Stored data:
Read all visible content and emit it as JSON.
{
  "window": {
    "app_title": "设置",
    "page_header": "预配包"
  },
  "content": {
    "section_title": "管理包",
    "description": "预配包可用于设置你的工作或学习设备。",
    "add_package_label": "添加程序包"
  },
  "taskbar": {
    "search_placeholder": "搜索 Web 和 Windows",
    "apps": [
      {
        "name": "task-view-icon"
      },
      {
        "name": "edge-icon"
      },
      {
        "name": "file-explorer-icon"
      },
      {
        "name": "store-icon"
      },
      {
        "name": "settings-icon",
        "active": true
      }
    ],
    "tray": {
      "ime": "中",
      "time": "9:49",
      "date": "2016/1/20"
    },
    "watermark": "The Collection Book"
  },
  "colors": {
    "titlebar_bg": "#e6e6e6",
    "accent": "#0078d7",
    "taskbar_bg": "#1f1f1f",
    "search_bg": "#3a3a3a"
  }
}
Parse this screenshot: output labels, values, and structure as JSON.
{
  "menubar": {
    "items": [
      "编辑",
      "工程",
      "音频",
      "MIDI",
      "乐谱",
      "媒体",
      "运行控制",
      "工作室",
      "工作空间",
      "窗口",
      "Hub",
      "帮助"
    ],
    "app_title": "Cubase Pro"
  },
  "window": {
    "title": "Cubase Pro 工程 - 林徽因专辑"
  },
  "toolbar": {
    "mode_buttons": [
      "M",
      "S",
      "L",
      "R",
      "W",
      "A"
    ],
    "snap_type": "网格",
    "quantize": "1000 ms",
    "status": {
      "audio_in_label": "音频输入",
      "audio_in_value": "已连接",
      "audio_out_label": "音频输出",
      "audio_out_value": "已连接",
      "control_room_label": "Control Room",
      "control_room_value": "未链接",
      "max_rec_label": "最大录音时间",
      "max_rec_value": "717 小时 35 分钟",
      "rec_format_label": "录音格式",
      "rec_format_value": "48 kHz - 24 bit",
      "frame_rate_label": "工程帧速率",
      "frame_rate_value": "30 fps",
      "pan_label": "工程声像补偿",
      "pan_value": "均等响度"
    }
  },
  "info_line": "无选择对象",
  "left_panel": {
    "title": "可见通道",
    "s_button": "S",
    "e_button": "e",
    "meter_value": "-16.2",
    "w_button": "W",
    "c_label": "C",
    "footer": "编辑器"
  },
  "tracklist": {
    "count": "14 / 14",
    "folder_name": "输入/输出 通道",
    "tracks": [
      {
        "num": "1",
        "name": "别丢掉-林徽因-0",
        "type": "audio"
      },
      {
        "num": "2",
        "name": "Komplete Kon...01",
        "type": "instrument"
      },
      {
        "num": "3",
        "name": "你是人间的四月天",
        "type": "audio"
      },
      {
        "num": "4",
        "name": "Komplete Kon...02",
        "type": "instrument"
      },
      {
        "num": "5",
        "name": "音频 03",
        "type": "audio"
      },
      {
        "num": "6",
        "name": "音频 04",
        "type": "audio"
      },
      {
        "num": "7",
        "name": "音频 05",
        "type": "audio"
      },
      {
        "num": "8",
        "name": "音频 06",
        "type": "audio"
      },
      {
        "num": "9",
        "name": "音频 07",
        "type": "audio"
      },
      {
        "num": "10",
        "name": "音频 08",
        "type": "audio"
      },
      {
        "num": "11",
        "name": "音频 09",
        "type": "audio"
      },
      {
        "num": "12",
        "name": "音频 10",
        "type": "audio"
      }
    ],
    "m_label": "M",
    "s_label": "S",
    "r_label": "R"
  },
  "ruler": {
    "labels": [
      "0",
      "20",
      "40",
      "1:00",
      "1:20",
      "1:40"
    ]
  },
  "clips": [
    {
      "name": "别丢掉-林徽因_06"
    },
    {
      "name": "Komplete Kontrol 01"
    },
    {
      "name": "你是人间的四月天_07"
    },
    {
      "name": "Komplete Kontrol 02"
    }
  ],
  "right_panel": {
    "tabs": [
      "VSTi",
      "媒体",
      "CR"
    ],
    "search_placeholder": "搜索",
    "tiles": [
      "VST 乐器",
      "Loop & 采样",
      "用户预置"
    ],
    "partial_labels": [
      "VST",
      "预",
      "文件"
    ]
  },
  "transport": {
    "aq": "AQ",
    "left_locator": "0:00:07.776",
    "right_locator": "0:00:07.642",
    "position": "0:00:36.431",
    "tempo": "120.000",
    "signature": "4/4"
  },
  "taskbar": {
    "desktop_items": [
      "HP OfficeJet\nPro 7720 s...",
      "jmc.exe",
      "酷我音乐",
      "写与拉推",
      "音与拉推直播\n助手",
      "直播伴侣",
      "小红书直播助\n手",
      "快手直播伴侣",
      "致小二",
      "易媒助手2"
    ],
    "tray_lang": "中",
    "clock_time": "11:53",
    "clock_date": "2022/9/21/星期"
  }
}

→ **DESCRIPTION OF THE TASK**
Type out the full listing again, exactly as given.

→ **RESPONSE TO THE EXERCISE**
Read all visible content and emit it as JSON.
{
  "window": {
    "app_title": "设置",
    "page_header": "预配包"
  },
  "content": {
    "section_title": "管理包",
    "description": "预配包可用于设置你的工作或学习设备。",
    "add_package_label": "添加程序包"
  },
  "taskbar": {
    "search_placeholder": "搜索 Web 和 Windows",
    "apps": [
      {
        "name": "task-view-icon"
      },
      {
        "name": "edge-icon"
      },
      {
        "name": "file-explorer-icon"
      },
      {
        "name": "store-icon"
      },
      {
        "name": "settings-icon",
        "active": true
      }
    ],
    "tray": {
      "ime": "中",
      "time": "9:49",
      "date": "2016/1/20"
    },
    "watermark": "The Collection Book"
  },
  "colors": {
    "titlebar_bg": "#e6e6e6",
    "accent": "#0078d7",
    "taskbar_bg": "#1f1f1f",
    "search_bg": "#3a3a3a"
  }
}
Parse this screenshot: output labels, values, and structure as JSON.
{
  "menubar": {
    "items": [
      "编辑",
      "工程",
      "音频",
      "MIDI",
      "乐谱",
      "媒体",
      "运行控制",
      "工作室",
      "工作空间",
      "窗口",
      "Hub",
      "帮助"
    ],
    "app_title": "Cubase Pro"
  },
  "window": {
    "title": "Cubase Pro 工程 - 林徽因专辑"
  },
  "toolbar": {
    "mode_buttons": [
      "M",
      "S",
      "L",
      "R",
      "W",
      "A"
    ],
    "snap_type": "网格",
    "quantize": "1000 ms",
    "status": {
      "audio_in_label": "音频输入",
      "audio_in_value": "已连接",
      "audio_out_label": "音频输出",
      "audio_out_value": "已连接",
      "control_room_label": "Control Room",
      "control_room_value": "未链接",
      "max_rec_label": "最大录音时间",
      "max_rec_value": "717 小时 35 分钟",
      "rec_format_label": "录音格式",
      "rec_format_value": "48 kHz - 24 bit",
      "frame_rate_label": "工程帧速率",
      "frame_rate_value": "30 fps",
      "pan_label": "工程声像补偿",
      "pan_value": "均等响度"
    }
  },
  "info_line": "无选择对象",
  "left_panel": {
    "title": "可见通道",
    "s_button": "S",
    "e_button": "e",
    "meter_value": "-16.2",
    "w_button": "W",
    "c_label": "C",
    "footer": "编辑器"
  },
  "tracklist": {
    "count": "14 / 14",
    "folder_name": "输入/输出 通道",
    "tracks": [
      {
        "num": "1",
        "name": "别丢掉-林徽因-0",
        "type": "audio"
      },
      {
        "num": "2",
        "name": "Komplete Kon...01",
        "type": "instrument"
      },
      {
        "num": "3",
        "name": "你是人间的四月天",
        "type": "audio"
      },
      {
        "num": "4",
        "name": "Komplete Kon...02",
        "type": "instrument"
      },
      {
        "num": "5",
        "name": "音频 03",
        "type": "audio"
      },
      {
        "num": "6",
        "name": "音频 04",
        "type": "audio"
      },
      {
        "num": "7",
        "name": "音频 05",
        "type": "audio"
      },
      {
        "num": "8",
        "name": "音频 06",
        "type": "audio"
      },
      {
        "num": "9",
        "name": "音频 07",
        "type": "audio"
      },
      {
        "num": "10",
        "name": "音频 08",
        "type": "audio"
      },
      {
        "num": "11",
        "name": "音频 09",
        "type": "audio"
      },
      {
        "num": "12",
        "name": "音频 10",
        "type": "audio"
      }
    ],
    "m_label": "M",
    "s_label": "S",
    "r_label": "R"
  },
  "ruler": {
    "labels": [
      "0",
      "20",
      "40",
      "1:00",
      "1:20",
      "1:40"
    ]
  },
  "clips": [
    {
      "name": "别丢掉-林徽因_06"
    },
    {
      "name": "Komplete Kontrol 01"
    },
    {
      "name": "你是人间的四月天_07"
    },
    {
      "name": "Komplete Kontrol 02"
    }
  ],
  "right_panel": {
    "tabs": [
      "VSTi",
      "媒体",
      "CR"
    ],
    "search_placeholder": "搜索",
    "tiles": [
      "VST 乐器",
      "Loop & 采样",
      "用户预置"
    ],
    "partial_labels": [
      "VST",
      "预",
      "文件"
    ]
  },
  "transport": {
    "aq": "AQ",
    "left_locator": "0:00:07.776",
    "right_locator": "0:00:07.642",
    "position": "0:00:36.431",
    "tempo": "120.000",
    "signature": "4/4"
  },
  "taskbar": {
    "desktop_items": [
      "HP OfficeJet\nPro 7720 s...",
      "jmc.exe",
      "酷我音乐",
      "写与拉推",
      "音与拉推直播\n助手",
      "直播伴侣",
      "小红书直播助\n手",
      "快手直播伴侣",
      "致小二",
      "易媒助手2"
    ],
    "tray_lang": "中",
    "clock_time": "11:53",
    "clock_date": "2022/9/21/星期"
  }
}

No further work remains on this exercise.